**Aim**:
For this exercise, copy out each line of the material below that includes "offset".

**Data provided**:
........
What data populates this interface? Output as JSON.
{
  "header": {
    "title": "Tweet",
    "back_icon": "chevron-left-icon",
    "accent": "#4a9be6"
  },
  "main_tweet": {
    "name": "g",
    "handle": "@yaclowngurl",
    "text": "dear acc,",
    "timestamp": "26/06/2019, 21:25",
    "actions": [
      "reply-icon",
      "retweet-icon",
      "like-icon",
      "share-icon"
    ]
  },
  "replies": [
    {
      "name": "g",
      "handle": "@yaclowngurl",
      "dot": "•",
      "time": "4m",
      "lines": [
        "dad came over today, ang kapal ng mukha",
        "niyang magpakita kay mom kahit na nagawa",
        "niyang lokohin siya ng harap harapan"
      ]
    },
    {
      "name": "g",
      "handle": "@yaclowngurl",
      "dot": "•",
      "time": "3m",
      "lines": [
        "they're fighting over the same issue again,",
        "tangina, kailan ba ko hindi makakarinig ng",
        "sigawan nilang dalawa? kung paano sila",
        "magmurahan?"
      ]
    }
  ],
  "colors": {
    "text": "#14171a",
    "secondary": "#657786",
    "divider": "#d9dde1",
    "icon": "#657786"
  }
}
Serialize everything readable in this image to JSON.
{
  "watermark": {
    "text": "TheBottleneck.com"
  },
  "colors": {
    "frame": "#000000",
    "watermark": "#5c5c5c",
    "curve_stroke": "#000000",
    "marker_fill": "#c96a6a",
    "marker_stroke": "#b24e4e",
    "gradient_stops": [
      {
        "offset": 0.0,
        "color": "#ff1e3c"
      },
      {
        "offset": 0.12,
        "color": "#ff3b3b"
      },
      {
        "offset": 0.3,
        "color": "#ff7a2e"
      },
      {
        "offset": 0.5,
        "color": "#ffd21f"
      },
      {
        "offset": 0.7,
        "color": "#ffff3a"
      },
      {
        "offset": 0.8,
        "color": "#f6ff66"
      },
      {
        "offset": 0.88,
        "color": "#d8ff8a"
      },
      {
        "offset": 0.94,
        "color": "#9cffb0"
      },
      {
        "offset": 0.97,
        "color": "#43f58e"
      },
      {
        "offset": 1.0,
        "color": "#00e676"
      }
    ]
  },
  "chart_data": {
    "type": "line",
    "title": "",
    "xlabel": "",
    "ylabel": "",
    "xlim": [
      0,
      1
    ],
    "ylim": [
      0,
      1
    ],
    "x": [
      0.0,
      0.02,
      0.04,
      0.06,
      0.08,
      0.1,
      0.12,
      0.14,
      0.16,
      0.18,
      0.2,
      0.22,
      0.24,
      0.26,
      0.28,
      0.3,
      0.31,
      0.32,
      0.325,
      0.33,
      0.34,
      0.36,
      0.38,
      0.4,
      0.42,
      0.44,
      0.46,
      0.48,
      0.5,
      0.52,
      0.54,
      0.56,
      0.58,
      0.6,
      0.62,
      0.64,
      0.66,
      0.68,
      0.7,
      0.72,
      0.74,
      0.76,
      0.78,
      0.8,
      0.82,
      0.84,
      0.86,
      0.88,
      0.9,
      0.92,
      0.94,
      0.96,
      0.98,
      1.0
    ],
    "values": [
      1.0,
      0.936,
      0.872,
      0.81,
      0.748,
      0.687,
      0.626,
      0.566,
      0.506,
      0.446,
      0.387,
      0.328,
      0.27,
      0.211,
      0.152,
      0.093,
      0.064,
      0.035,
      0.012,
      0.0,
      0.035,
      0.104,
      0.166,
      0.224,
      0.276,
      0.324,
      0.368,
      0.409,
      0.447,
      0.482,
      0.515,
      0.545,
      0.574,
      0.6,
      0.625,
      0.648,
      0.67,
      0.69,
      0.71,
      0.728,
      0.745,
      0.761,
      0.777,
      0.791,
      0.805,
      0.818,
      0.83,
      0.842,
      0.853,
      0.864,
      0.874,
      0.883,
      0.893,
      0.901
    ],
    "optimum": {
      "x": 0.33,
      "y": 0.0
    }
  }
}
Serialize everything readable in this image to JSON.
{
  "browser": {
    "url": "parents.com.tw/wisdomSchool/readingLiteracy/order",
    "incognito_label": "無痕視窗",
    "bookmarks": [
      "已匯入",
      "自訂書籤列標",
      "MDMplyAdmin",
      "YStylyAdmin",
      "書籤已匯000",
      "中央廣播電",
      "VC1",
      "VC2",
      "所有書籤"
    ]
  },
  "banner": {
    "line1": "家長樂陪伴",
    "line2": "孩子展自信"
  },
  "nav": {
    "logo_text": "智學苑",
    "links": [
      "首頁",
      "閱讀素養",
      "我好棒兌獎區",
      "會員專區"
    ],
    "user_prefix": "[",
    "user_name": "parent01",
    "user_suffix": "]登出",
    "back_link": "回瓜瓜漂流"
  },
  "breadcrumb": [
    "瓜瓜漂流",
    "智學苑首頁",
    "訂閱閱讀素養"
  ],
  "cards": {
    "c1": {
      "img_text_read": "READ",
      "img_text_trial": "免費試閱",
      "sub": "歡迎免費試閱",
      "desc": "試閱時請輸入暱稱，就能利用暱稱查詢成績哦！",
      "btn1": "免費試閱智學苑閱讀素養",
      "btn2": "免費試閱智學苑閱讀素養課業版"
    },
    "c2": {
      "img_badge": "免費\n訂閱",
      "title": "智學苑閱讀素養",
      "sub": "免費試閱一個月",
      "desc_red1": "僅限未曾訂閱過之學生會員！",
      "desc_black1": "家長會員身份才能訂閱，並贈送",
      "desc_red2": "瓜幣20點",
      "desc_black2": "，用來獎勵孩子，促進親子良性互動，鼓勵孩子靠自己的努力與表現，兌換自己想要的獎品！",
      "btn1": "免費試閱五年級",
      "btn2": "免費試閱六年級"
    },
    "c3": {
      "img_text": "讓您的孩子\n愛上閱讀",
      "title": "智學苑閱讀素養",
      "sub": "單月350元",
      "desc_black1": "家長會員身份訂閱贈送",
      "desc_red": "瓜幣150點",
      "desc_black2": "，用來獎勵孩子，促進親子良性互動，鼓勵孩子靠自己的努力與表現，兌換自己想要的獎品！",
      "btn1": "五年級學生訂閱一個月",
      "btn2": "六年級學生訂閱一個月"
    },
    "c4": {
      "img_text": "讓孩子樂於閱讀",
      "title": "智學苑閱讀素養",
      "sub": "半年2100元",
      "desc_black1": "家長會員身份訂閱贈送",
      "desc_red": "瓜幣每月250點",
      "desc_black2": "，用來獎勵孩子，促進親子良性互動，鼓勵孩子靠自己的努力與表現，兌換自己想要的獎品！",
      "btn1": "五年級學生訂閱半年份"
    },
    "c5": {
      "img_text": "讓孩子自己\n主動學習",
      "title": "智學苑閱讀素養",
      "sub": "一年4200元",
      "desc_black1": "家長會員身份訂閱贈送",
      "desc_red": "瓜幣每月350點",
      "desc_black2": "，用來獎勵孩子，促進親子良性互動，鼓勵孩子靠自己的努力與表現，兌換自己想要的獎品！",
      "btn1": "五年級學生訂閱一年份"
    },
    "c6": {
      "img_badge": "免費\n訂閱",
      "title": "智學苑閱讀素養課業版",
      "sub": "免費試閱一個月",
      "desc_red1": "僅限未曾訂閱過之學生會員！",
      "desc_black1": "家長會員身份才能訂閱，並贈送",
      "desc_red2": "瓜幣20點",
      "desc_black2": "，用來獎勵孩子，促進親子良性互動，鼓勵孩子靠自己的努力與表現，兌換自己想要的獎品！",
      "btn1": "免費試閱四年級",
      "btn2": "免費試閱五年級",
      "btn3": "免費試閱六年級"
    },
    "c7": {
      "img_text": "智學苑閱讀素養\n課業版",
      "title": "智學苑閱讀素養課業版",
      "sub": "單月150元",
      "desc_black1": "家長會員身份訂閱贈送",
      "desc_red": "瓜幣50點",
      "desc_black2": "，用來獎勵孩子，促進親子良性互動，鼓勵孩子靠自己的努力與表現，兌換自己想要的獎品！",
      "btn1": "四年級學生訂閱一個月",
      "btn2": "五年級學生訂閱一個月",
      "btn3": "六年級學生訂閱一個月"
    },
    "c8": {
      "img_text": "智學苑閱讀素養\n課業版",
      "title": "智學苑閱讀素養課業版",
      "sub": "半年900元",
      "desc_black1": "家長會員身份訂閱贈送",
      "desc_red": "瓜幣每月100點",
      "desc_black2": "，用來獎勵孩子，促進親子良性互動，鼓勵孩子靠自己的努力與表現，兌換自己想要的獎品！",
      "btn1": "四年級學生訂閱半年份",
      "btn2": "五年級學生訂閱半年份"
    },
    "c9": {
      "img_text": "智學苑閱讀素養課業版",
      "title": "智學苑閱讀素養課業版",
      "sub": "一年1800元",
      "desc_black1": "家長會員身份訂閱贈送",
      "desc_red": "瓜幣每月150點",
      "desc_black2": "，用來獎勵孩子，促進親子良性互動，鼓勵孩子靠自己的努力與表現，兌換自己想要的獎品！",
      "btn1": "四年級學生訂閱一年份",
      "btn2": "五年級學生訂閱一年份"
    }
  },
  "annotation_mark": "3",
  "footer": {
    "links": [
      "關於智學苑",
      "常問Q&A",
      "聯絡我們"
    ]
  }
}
........
**Answer to the exercise**:
        "offset": 0.0,
        "offset": 0.12,
        "offset": 0.3,
        "offset": 0.5,
        "offset": 0.7,
        "offset": 0.8,
        "offset": 0.88,
        "offset": 0.94,
        "offset": 0.97,
        "offset": 1.0,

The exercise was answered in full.